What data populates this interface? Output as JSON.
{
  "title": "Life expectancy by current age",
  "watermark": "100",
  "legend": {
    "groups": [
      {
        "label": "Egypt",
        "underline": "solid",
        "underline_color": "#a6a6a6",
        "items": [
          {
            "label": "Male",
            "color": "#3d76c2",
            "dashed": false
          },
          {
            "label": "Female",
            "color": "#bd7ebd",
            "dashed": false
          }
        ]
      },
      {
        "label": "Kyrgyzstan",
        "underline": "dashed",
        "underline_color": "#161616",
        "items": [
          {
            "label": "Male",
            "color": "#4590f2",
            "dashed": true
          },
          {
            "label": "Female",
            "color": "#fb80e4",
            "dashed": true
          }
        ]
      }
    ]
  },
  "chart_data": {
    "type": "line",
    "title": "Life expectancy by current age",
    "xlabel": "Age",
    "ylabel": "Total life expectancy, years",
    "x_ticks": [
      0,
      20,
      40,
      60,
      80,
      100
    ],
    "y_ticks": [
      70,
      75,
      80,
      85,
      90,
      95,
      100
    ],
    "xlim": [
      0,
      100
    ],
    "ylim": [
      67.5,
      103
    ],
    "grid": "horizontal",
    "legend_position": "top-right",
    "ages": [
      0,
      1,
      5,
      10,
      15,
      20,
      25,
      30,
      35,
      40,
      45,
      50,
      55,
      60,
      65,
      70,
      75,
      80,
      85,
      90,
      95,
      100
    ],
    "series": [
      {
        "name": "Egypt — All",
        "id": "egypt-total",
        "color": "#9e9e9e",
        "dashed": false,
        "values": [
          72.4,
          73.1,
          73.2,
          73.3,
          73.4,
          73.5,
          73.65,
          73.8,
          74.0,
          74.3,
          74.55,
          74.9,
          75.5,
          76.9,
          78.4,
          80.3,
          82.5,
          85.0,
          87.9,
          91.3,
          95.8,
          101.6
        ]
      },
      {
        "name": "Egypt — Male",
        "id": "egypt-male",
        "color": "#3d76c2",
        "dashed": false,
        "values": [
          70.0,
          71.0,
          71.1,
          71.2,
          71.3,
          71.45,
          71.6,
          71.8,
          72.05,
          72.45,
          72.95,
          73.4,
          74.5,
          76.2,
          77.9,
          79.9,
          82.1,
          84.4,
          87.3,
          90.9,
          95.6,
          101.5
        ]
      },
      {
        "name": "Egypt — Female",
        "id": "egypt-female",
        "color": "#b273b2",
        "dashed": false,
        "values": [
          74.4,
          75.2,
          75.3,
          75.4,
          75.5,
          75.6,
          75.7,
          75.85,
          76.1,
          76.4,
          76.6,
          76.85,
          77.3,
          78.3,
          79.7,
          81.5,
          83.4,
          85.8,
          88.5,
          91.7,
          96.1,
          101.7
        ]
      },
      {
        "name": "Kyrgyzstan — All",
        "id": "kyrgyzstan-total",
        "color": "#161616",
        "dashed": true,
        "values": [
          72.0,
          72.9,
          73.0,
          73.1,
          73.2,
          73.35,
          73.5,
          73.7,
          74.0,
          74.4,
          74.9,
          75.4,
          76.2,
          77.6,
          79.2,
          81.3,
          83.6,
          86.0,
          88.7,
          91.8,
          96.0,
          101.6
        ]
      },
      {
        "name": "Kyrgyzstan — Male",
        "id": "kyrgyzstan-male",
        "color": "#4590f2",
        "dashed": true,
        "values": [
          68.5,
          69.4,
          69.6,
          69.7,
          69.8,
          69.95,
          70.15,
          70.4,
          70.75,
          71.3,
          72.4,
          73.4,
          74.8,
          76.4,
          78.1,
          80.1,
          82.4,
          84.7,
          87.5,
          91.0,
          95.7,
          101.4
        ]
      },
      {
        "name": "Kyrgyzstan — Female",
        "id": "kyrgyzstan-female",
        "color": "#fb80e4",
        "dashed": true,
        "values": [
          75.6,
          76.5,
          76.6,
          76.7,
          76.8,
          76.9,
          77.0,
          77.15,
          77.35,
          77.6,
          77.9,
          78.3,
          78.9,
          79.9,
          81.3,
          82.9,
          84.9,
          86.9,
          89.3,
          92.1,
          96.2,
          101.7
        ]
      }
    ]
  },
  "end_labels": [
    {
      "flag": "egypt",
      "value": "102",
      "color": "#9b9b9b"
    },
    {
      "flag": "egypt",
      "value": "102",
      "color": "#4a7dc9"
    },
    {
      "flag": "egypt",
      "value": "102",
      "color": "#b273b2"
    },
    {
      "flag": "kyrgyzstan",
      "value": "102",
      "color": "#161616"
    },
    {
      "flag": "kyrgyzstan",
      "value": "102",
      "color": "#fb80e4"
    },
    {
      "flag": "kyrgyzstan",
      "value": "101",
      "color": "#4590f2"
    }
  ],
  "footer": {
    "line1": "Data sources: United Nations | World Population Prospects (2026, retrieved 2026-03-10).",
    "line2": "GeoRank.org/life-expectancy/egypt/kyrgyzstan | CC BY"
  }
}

══════

What is expected: Where a line above contains the word "current", copy that line.

Answer to this problem:
  "title": "Life expectancy by current age",
    "title": "Life expectancy by current age",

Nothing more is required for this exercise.